* **Task to complete**: The complete listing should be restated exactly.

** start Data rows **

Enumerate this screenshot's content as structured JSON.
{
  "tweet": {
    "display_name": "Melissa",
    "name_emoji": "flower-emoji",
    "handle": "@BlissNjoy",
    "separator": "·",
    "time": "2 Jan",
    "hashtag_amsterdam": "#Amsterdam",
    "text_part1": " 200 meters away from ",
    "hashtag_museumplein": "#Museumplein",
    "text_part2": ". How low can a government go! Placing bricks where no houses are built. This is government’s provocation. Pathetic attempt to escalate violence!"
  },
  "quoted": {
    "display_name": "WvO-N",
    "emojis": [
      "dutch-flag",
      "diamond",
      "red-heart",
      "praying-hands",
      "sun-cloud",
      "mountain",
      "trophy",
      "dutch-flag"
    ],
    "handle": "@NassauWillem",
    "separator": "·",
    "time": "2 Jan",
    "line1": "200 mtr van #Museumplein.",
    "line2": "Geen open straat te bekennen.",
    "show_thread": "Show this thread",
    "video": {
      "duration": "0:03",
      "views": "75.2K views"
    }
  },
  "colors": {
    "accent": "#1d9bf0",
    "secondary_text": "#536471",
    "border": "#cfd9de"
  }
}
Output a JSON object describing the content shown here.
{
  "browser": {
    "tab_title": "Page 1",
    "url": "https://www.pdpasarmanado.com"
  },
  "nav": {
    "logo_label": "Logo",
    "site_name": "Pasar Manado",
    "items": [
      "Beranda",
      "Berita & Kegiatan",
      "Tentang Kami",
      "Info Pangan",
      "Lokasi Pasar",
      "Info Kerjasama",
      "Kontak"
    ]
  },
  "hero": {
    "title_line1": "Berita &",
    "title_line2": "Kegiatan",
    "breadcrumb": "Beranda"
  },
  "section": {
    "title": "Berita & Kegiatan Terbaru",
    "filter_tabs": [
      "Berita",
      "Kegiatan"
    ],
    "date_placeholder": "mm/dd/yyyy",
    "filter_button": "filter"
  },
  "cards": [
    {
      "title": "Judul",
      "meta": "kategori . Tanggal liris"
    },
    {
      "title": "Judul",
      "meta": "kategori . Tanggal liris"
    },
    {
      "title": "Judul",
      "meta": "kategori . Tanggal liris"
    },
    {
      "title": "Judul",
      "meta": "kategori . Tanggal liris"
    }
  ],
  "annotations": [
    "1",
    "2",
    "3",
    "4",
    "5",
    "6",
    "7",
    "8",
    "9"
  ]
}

** end Data rows **

* **Completed exercise**:
Enumerate this screenshot's content as structured JSON.
{
  "tweet": {
    "display_name": "Melissa",
    "name_emoji": "flower-emoji",
    "handle": "@BlissNjoy",
    "separator": "·",
    "time": "2 Jan",
    "hashtag_amsterdam": "#Amsterdam",
    "text_part1": " 200 meters away from ",
    "hashtag_museumplein": "#Museumplein",
    "text_part2": ". How low can a government go! Placing bricks where no houses are built. This is government’s provocation. Pathetic attempt to escalate violence!"
  },
  "quoted": {
    "display_name": "WvO-N",
    "emojis": [
      "dutch-flag",
      "diamond",
      "red-heart",
      "praying-hands",
      "sun-cloud",
      "mountain",
      "trophy",
      "dutch-flag"
    ],
    "handle": "@NassauWillem",
    "separator": "·",
    "time": "2 Jan",
    "line1": "200 mtr van #Museumplein.",
    "line2": "Geen open straat te bekennen.",
    "show_thread": "Show this thread",
    "video": {
      "duration": "0:03",
      "views": "75.2K views"
    }
  },
  "colors": {
    "accent": "#1d9bf0",
    "secondary_text": "#536471",
    "border": "#cfd9de"
  }
}
Output a JSON object describing the content shown here.
{
  "browser": {
    "tab_title": "Page 1",
    "url": "https://www.pdpasarmanado.com"
  },
  "nav": {
    "logo_label": "Logo",
    "site_name": "Pasar Manado",
    "items": [
      "Beranda",
      "Berita & Kegiatan",
      "Tentang Kami",
      "Info Pangan",
      "Lokasi Pasar",
      "Info Kerjasama",
      "Kontak"
    ]
  },
  "hero": {
    "title_line1": "Berita &",
    "title_line2": "Kegiatan",
    "breadcrumb": "Beranda"
  },
  "section": {
    "title": "Berita & Kegiatan Terbaru",
    "filter_tabs": [
      "Berita",
      "Kegiatan"
    ],
    "date_placeholder": "mm/dd/yyyy",
    "filter_button": "filter"
  },
  "cards": [
    {
      "title": "Judul",
      "meta": "kategori . Tanggal liris"
    },
    {
      "title": "Judul",
      "meta": "kategori . Tanggal liris"
    },
    {
      "title": "Judul",
      "meta": "kategori . Tanggal liris"
    },
    {
      "title": "Judul",
      "meta": "kategori . Tanggal liris"
    }
  ],
  "annotations": [
    "1",
    "2",
    "3",
    "4",
    "5",
    "6",
    "7",
    "8",
    "9"
  ]
}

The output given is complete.